Stored data:
## start

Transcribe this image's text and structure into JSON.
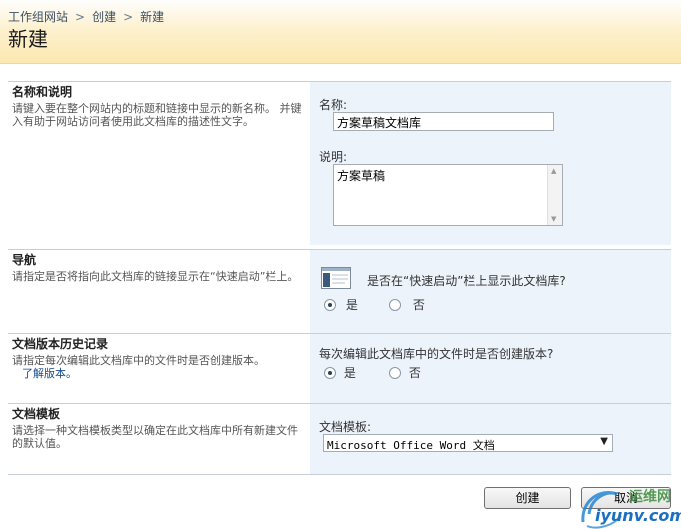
{
  "breadcrumb": {
    "items": [
      "工作组网站",
      "创建",
      "新建"
    ],
    "separator": ">"
  },
  "page": {
    "title": "新建"
  },
  "sections": {
    "name": {
      "title": "名称和说明",
      "description": "请键入要在整个网站内的标题和链接中显示的新名称。 并键入有助于网站访问者使用此文档库的描述性文字。",
      "name_label": "名称:",
      "name_value": "方案草稿文档库",
      "desc_label": "说明:",
      "desc_value": "方案草稿"
    },
    "navigation": {
      "title": "导航",
      "description": "请指定是否将指向此文档库的链接显示在“快速启动”栏上。",
      "question": "是否在“快速启动”栏上显示此文档库?",
      "yes": "是",
      "no": "否",
      "selected": "yes"
    },
    "versioning": {
      "title": "文档版本历史记录",
      "description": "请指定每次编辑此文档库中的文件时是否创建版本。",
      "link": "了解版本。",
      "question": "每次编辑此文档库中的文件时是否创建版本?",
      "yes": "是",
      "no": "否",
      "selected": "yes"
    },
    "template": {
      "title": "文档模板",
      "description": "请选择一种文档模板类型以确定在此文档库中所有新建文件的默认值。",
      "label": "文档模板:",
      "selected": "Microsoft Office Word 文档"
    }
  },
  "buttons": {
    "create": "创建",
    "cancel": "取消"
  },
  "watermark": {
    "text": "运维网",
    "url": "iyunv.com"
  },
  "colors": {
    "header_accent": "#fbe7b0",
    "right_panel": "#edf3fb",
    "link": "#1a4a8a"
  }
}
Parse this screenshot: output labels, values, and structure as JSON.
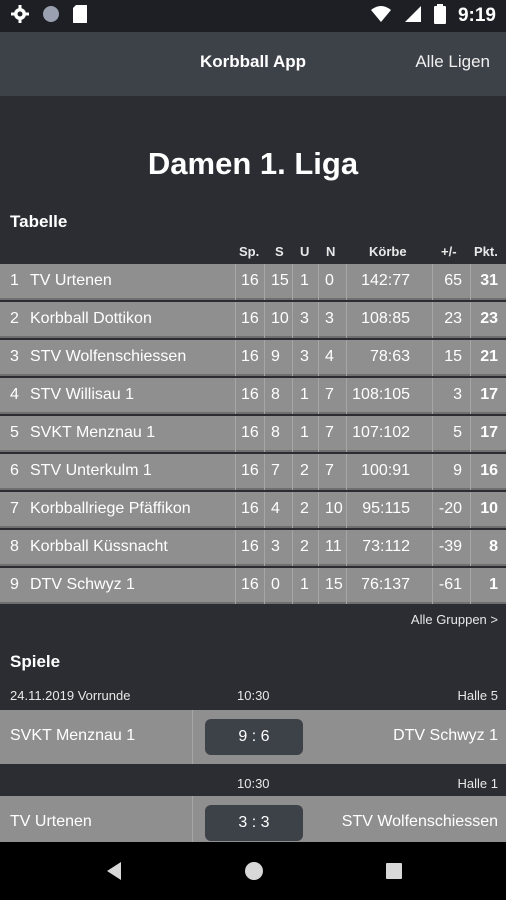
{
  "status_bar": {
    "time": "9:19",
    "icons": [
      "settings-icon",
      "circle-icon",
      "sd-card-icon",
      "wifi-icon",
      "signal-icon",
      "battery-icon"
    ]
  },
  "app_bar": {
    "title": "Korbball App",
    "action": "Alle Ligen"
  },
  "league_title": "Damen 1. Liga",
  "table": {
    "section_title": "Tabelle",
    "headers": {
      "played": "Sp.",
      "won": "S",
      "draw": "U",
      "lost": "N",
      "baskets": "Körbe",
      "diff": "+/-",
      "points": "Pkt."
    },
    "rows": [
      {
        "rank": "1",
        "team": "TV Urtenen",
        "played": "16",
        "won": "15",
        "draw": "1",
        "lost": "0",
        "baskets": "142:77",
        "diff": "65",
        "points": "31"
      },
      {
        "rank": "2",
        "team": "Korbball Dottikon",
        "played": "16",
        "won": "10",
        "draw": "3",
        "lost": "3",
        "baskets": "108:85",
        "diff": "23",
        "points": "23"
      },
      {
        "rank": "3",
        "team": "STV Wolfenschiessen",
        "played": "16",
        "won": "9",
        "draw": "3",
        "lost": "4",
        "baskets": "78:63",
        "diff": "15",
        "points": "21"
      },
      {
        "rank": "4",
        "team": "STV Willisau 1",
        "played": "16",
        "won": "8",
        "draw": "1",
        "lost": "7",
        "baskets": "108:105",
        "diff": "3",
        "points": "17"
      },
      {
        "rank": "5",
        "team": "SVKT Menznau 1",
        "played": "16",
        "won": "8",
        "draw": "1",
        "lost": "7",
        "baskets": "107:102",
        "diff": "5",
        "points": "17"
      },
      {
        "rank": "6",
        "team": "STV Unterkulm 1",
        "played": "16",
        "won": "7",
        "draw": "2",
        "lost": "7",
        "baskets": "100:91",
        "diff": "9",
        "points": "16"
      },
      {
        "rank": "7",
        "team": "Korbballriege Pfäffikon",
        "played": "16",
        "won": "4",
        "draw": "2",
        "lost": "10",
        "baskets": "95:115",
        "diff": "-20",
        "points": "10"
      },
      {
        "rank": "8",
        "team": "Korbball Küssnacht",
        "played": "16",
        "won": "3",
        "draw": "2",
        "lost": "11",
        "baskets": "73:112",
        "diff": "-39",
        "points": "8"
      },
      {
        "rank": "9",
        "team": "DTV Schwyz 1",
        "played": "16",
        "won": "0",
        "draw": "1",
        "lost": "15",
        "baskets": "76:137",
        "diff": "-61",
        "points": "1"
      }
    ],
    "all_groups_link": "Alle Gruppen >"
  },
  "games": {
    "section_title": "Spiele",
    "matches": [
      {
        "date": "24.11.2019 Vorrunde",
        "time": "10:30",
        "hall": "Halle 5",
        "home": "SVKT Menznau 1",
        "score": "9 : 6",
        "away": "DTV Schwyz 1"
      },
      {
        "date": "",
        "time": "10:30",
        "hall": "Halle 1",
        "home": "TV Urtenen",
        "score": "3 : 3",
        "away": "STV Wolfenschiessen"
      }
    ]
  }
}
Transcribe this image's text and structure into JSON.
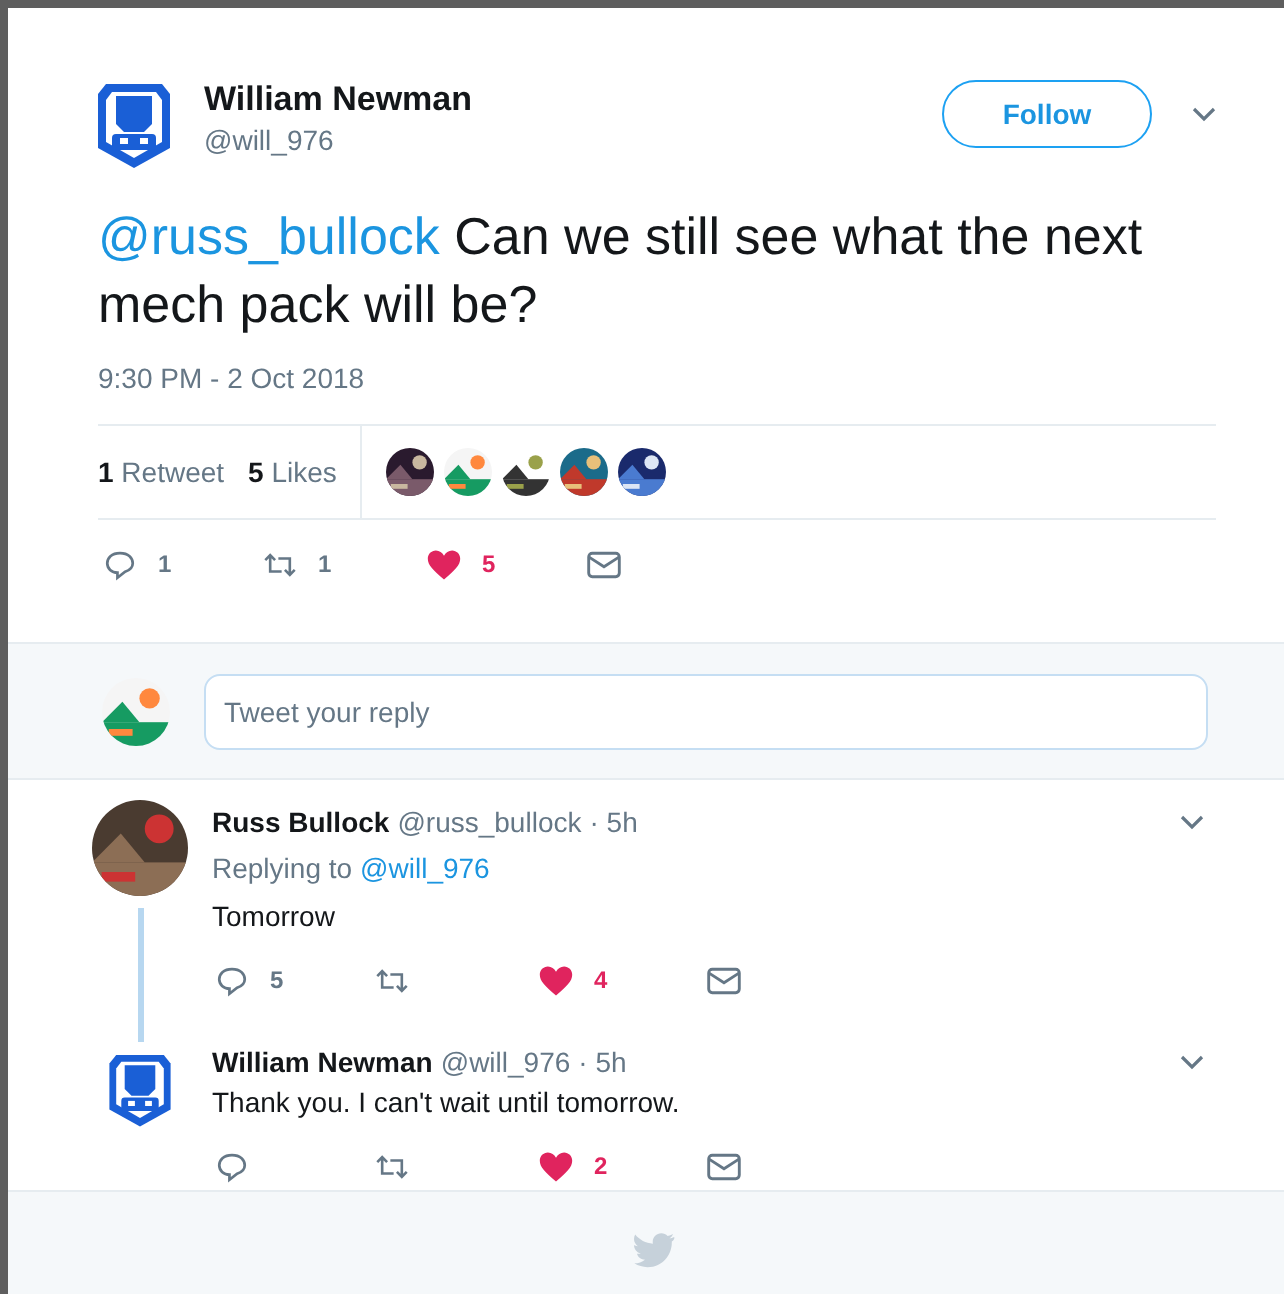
{
  "tweet": {
    "author": {
      "name": "William Newman",
      "handle": "@will_976"
    },
    "follow_button": "Follow",
    "mention": "@russ_bullock",
    "text": "Can we still see what the next mech pack will be?",
    "timestamp": "9:30 PM - 2 Oct 2018",
    "stats": [
      {
        "count": "1",
        "label": "Retweet"
      },
      {
        "count": "5",
        "label": "Likes"
      }
    ],
    "actions": {
      "replies": "1",
      "retweets": "1",
      "likes": "5",
      "liked": true
    }
  },
  "reply_box": {
    "placeholder": "Tweet your reply"
  },
  "replies": [
    {
      "name": "Russ Bullock",
      "handle": "@russ_bullock",
      "time": "· 5h",
      "replying_prefix": "Replying to",
      "replying_to": "@will_976",
      "text": "Tomorrow",
      "actions": {
        "replies": "5",
        "likes": "4",
        "liked": true
      },
      "thread_line": true
    },
    {
      "name": "William Newman",
      "handle": "@will_976",
      "time": "· 5h",
      "avatar": {
        "kind": "logo"
      },
      "text": "Thank you. I can't wait until tomorrow.",
      "actions": {
        "likes": "2",
        "liked": true
      },
      "thread_line": false
    }
  ]
}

## end

STATED PROBLEM: Keep every word of the data as it is when you write it out, but drop the pictures.

ANSWER BELOW:
Transcribe this image's text and structure into JSON.
{
  "breadcrumb": {
    "items": [
      "工作组网站",
      "创建",
      "新建"
    ],
    "separator": ">"
  },
  "page": {
    "title": "新建"
  },
  "sections": {
    "name": {
      "title": "名称和说明",
      "description": "请键入要在整个网站内的标题和链接中显示的新名称。 并键入有助于网站访问者使用此文档库的描述性文字。",
      "name_label": "名称:",
      "name_value": "方案草稿文档库",
      "desc_label": "说明:",
      "desc_value": "方案草稿"
    },
    "navigation": {
      "title": "导航",
      "description": "请指定是否将指向此文档库的链接显示在“快速启动”栏上。",
      "question": "是否在“快速启动”栏上显示此文档库?",
      "yes": "是",
      "no": "否",
      "selected": "yes"
    },
    "versioning": {
      "title": "文档版本历史记录",
      "description": "请指定每次编辑此文档库中的文件时是否创建版本。",
      "link": "了解版本。",
      "question": "每次编辑此文档库中的文件时是否创建版本?",
      "yes": "是",
      "no": "否",
      "selected": "yes"
    },
    "template": {
      "title": "文档模板",
      "description": "请选择一种文档模板类型以确定在此文档库中所有新建文件的默认值。",
      "label": "文档模板:",
      "selected": "Microsoft Office Word 文档"
    }
  },
  "buttons": {
    "create": "创建",
    "cancel": "取消"
  },
  "watermark": {
    "text": "运维网",
    "url": "iyunv.com"
  },
  "colors": {
    "header_accent": "#fbe7b0",
    "right_panel": "#edf3fb",
    "link": "#1a4a8a"
  }
}
Parse this screenshot: output labels, values, and structure as JSON.
{
  "status_bar": {
    "time": "9:19",
    "icons": [
      "settings-icon",
      "circle-icon",
      "sd-card-icon",
      "wifi-icon",
      "signal-icon",
      "battery-icon"
    ]
  },
  "app_bar": {
    "title": "Korbball App",
    "action": "Alle Ligen"
  },
  "league_title": "Damen 1. Liga",
  "table": {
    "section_title": "Tabelle",
    "headers": {
      "played": "Sp.",
      "won": "S",
      "draw": "U",
      "lost": "N",
      "baskets": "Körbe",
      "diff": "+/-",
      "points": "Pkt."
    },
    "rows": [
      {
        "rank": "1",
        "team": "TV Urtenen",
        "played": "16",
        "won": "15",
        "draw": "1",
        "lost": "0",
        "baskets": "142:77",
        "diff": "65",
        "points": "31"
      },
      {
        "rank": "2",
        "team": "Korbball Dottikon",
        "played": "16",
        "won": "10",
        "draw": "3",
        "lost": "3",
        "baskets": "108:85",
        "diff": "23",
        "points": "23"
      },
      {
        "rank": "3",
        "team": "STV Wolfenschiessen",
        "played": "16",
        "won": "9",
        "draw": "3",
        "lost": "4",
        "baskets": "78:63",
        "diff": "15",
        "points": "21"
      },
      {
        "rank": "4",
        "team": "STV Willisau 1",
        "played": "16",
        "won": "8",
        "draw": "1",
        "lost": "7",
        "baskets": "108:105",
        "diff": "3",
        "points": "17"
      },
      {
        "rank": "5",
        "team": "SVKT Menznau 1",
        "played": "16",
        "won": "8",
        "draw": "1",
        "lost": "7",
        "baskets": "107:102",
        "diff": "5",
        "points": "17"
      },
      {
        "rank": "6",
        "team": "STV Unterkulm 1",
        "played": "16",
        "won": "7",
        "draw": "2",
        "lost": "7",
        "baskets": "100:91",
        "diff": "9",
        "points": "16"
      },
      {
        "rank": "7",
        "team": "Korbballriege Pfäffikon",
        "played": "16",
        "won": "4",
        "draw": "2",
        "lost": "10",
        "baskets": "95:115",
        "diff": "-20",
        "points": "10"
      },
      {
        "rank": "8",
        "team": "Korbball Küssnacht",
        "played": "16",
        "won": "3",
        "draw": "2",
        "lost": "11",
        "baskets": "73:112",
        "diff": "-39",
        "points": "8"
      },
      {
        "rank": "9",
        "team": "DTV Schwyz 1",
        "played": "16",
        "won": "0",
        "draw": "1",
        "lost": "15",
        "baskets": "76:137",
        "diff": "-61",
        "points": "1"
      }
    ],
    "all_groups_link": "Alle Gruppen >"
  },
  "games": {
    "section_title": "Spiele",
    "matches": [
      {
        "date": "24.11.2019 Vorrunde",
        "time": "10:30",
        "hall": "Halle 5",
        "home": "SVKT Menznau 1",
        "score": "9 : 6",
        "away": "DTV Schwyz 1"
      },
      {
        "date": "",
        "time": "10:30",
        "hall": "Halle 1",
        "home": "TV Urtenen",
        "score": "3 : 3",
        "away": "STV Wolfenschiessen"
      }
    ]
  }
}
Transcribe this image's text and structure into JSON.
{
  "tweet": {
    "author": {
      "name": "William Newman",
      "handle": "@will_976"
    },
    "follow_button": "Follow",
    "mention": "@russ_bullock",
    "text": "Can we still see what the next mech pack will be?",
    "timestamp": "9:30 PM - 2 Oct 2018",
    "stats": [
      {
        "count": "1",
        "label": "Retweet"
      },
      {
        "count": "5",
        "label": "Likes"
      }
    ],
    "actions": {
      "replies": "1",
      "retweets": "1",
      "likes": "5",
      "liked": true
    }
  },
  "reply_box": {
    "placeholder": "Tweet your reply"
  },
  "replies": [
    {
      "name": "Russ Bullock",
      "handle": "@russ_bullock",
      "time": "· 5h",
      "replying_prefix": "Replying to",
      "replying_to": "@will_976",
      "text": "Tomorrow",
      "actions": {
        "replies": "5",
        "likes": "4",
        "liked": true
      },
      "thread_line": true
    },
    {
      "name": "William Newman",
      "handle": "@will_976",
      "time": "· 5h",
      "avatar": {
        "kind": "logo"
      },
      "text": "Thank you. I can't wait until tomorrow.",
      "actions": {
        "likes": "2",
        "liked": true
      },
      "thread_line": false
    }
  ]
}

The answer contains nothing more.